Work instructions:
Copy the records below exactly, omitting any pictures they contain.

** start of Provided material **

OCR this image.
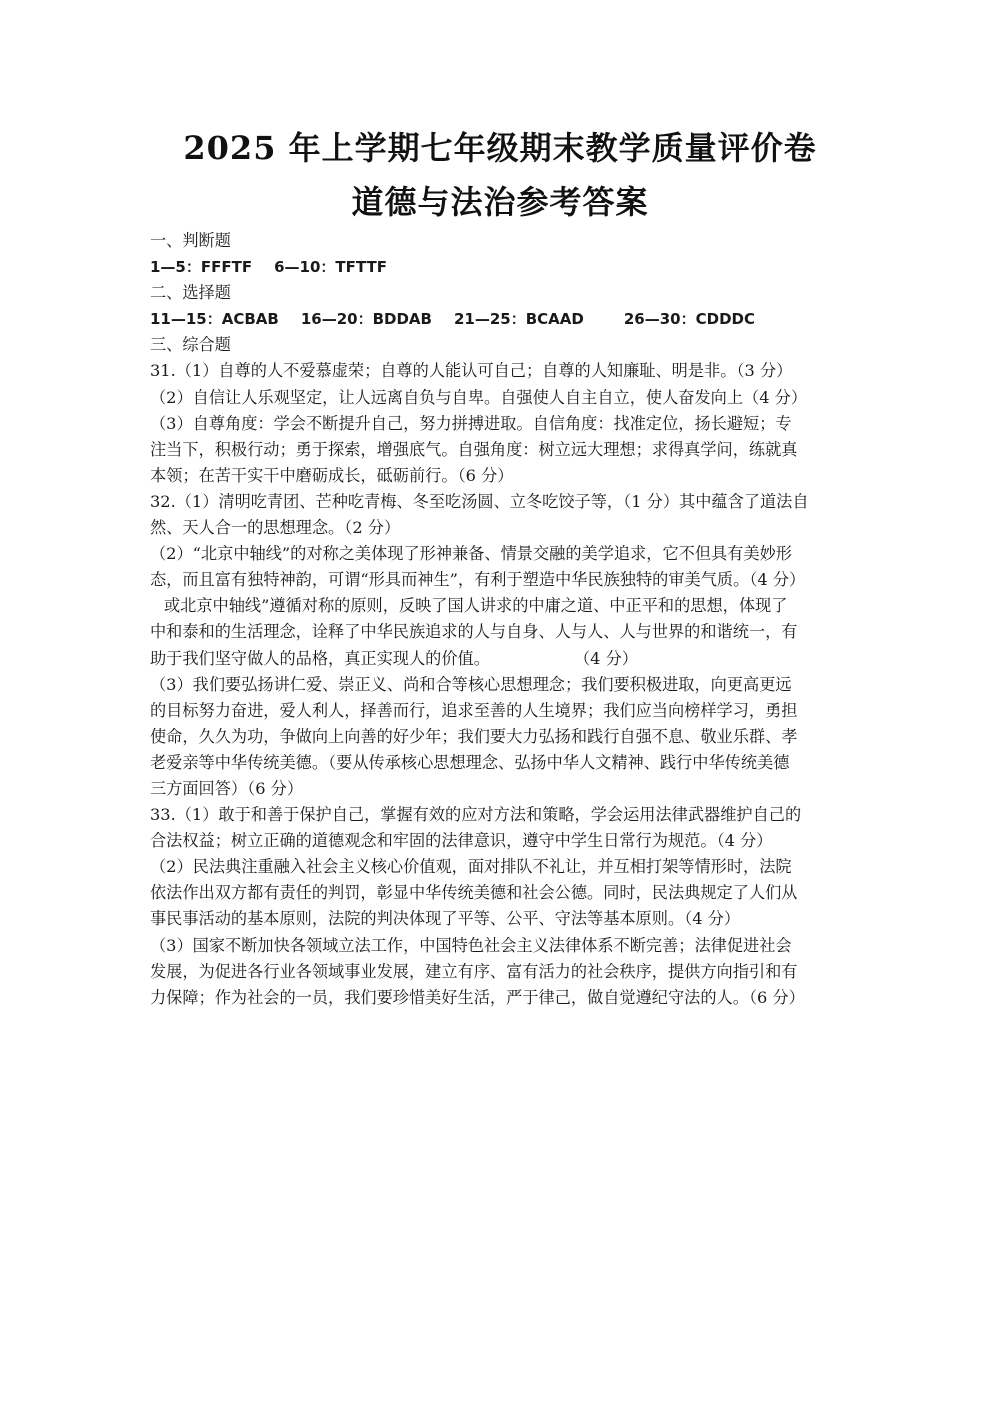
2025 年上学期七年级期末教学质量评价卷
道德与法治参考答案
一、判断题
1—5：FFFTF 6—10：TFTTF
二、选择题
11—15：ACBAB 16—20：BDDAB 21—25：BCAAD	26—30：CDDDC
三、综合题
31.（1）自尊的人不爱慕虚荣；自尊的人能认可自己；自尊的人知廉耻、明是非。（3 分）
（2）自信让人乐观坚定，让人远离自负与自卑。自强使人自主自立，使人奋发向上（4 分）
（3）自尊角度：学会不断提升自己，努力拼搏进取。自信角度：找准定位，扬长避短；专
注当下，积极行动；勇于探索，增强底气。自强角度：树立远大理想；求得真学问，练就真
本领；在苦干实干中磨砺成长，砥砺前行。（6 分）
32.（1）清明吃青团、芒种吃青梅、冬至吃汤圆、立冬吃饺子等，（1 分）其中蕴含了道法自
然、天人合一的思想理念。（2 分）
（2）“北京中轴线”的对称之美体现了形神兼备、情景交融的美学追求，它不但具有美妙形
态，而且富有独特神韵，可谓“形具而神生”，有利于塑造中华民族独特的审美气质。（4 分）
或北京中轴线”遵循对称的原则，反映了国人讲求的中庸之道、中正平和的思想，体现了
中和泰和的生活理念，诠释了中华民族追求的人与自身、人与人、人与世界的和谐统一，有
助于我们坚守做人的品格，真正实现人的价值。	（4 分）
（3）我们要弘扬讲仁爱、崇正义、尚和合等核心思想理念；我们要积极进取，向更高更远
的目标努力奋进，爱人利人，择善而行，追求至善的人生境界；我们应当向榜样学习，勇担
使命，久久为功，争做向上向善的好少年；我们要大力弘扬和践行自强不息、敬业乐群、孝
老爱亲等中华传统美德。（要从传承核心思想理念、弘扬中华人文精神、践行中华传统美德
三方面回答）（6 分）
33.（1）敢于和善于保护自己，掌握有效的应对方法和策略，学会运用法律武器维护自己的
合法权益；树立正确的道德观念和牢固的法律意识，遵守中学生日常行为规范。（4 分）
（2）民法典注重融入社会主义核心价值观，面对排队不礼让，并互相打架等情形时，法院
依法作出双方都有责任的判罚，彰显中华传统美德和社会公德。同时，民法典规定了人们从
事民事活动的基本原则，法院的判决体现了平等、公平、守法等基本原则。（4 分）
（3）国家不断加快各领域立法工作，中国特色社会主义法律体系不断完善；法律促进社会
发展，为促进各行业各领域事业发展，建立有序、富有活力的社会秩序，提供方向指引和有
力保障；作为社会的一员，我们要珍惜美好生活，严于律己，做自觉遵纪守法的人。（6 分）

** end of Provided material **

Exercise result:
OCR this image.
2025 年上学期七年级期末教学质量评价卷
道德与法治参考答案
一、判断题
1—5：FFFTF 6—10：TFTTF
二、选择题
11—15：ACBAB 16—20：BDDAB 21—25：BCAAD	26—30：CDDDC
三、综合题
31.（1）自尊的人不爱慕虚荣；自尊的人能认可自己；自尊的人知廉耻、明是非。（3 分）
（2）自信让人乐观坚定，让人远离自负与自卑。自强使人自主自立，使人奋发向上（4 分）
（3）自尊角度：学会不断提升自己，努力拼搏进取。自信角度：找准定位，扬长避短；专
注当下，积极行动；勇于探索，增强底气。自强角度：树立远大理想；求得真学问，练就真
本领；在苦干实干中磨砺成长，砥砺前行。（6 分）
32.（1）清明吃青团、芒种吃青梅、冬至吃汤圆、立冬吃饺子等，（1 分）其中蕴含了道法自
然、天人合一的思想理念。（2 分）
（2）“北京中轴线”的对称之美体现了形神兼备、情景交融的美学追求，它不但具有美妙形
态，而且富有独特神韵，可谓“形具而神生”，有利于塑造中华民族独特的审美气质。（4 分）
或北京中轴线”遵循对称的原则，反映了国人讲求的中庸之道、中正平和的思想，体现了
中和泰和的生活理念，诠释了中华民族追求的人与自身、人与人、人与世界的和谐统一，有
助于我们坚守做人的品格，真正实现人的价值。	（4 分）
（3）我们要弘扬讲仁爱、崇正义、尚和合等核心思想理念；我们要积极进取，向更高更远
的目标努力奋进，爱人利人，择善而行，追求至善的人生境界；我们应当向榜样学习，勇担
使命，久久为功，争做向上向善的好少年；我们要大力弘扬和践行自强不息、敬业乐群、孝
老爱亲等中华传统美德。（要从传承核心思想理念、弘扬中华人文精神、践行中华传统美德
三方面回答）（6 分）
33.（1）敢于和善于保护自己，掌握有效的应对方法和策略，学会运用法律武器维护自己的
合法权益；树立正确的道德观念和牢固的法律意识，遵守中学生日常行为规范。（4 分）
（2）民法典注重融入社会主义核心价值观，面对排队不礼让，并互相打架等情形时，法院
依法作出双方都有责任的判罚，彰显中华传统美德和社会公德。同时，民法典规定了人们从
事民事活动的基本原则，法院的判决体现了平等、公平、守法等基本原则。（4 分）
（3）国家不断加快各领域立法工作，中国特色社会主义法律体系不断完善；法律促进社会
发展，为促进各行业各领域事业发展，建立有序、富有活力的社会秩序，提供方向指引和有
力保障；作为社会的一员，我们要珍惜美好生活，严于律己，做自觉遵纪守法的人。（6 分）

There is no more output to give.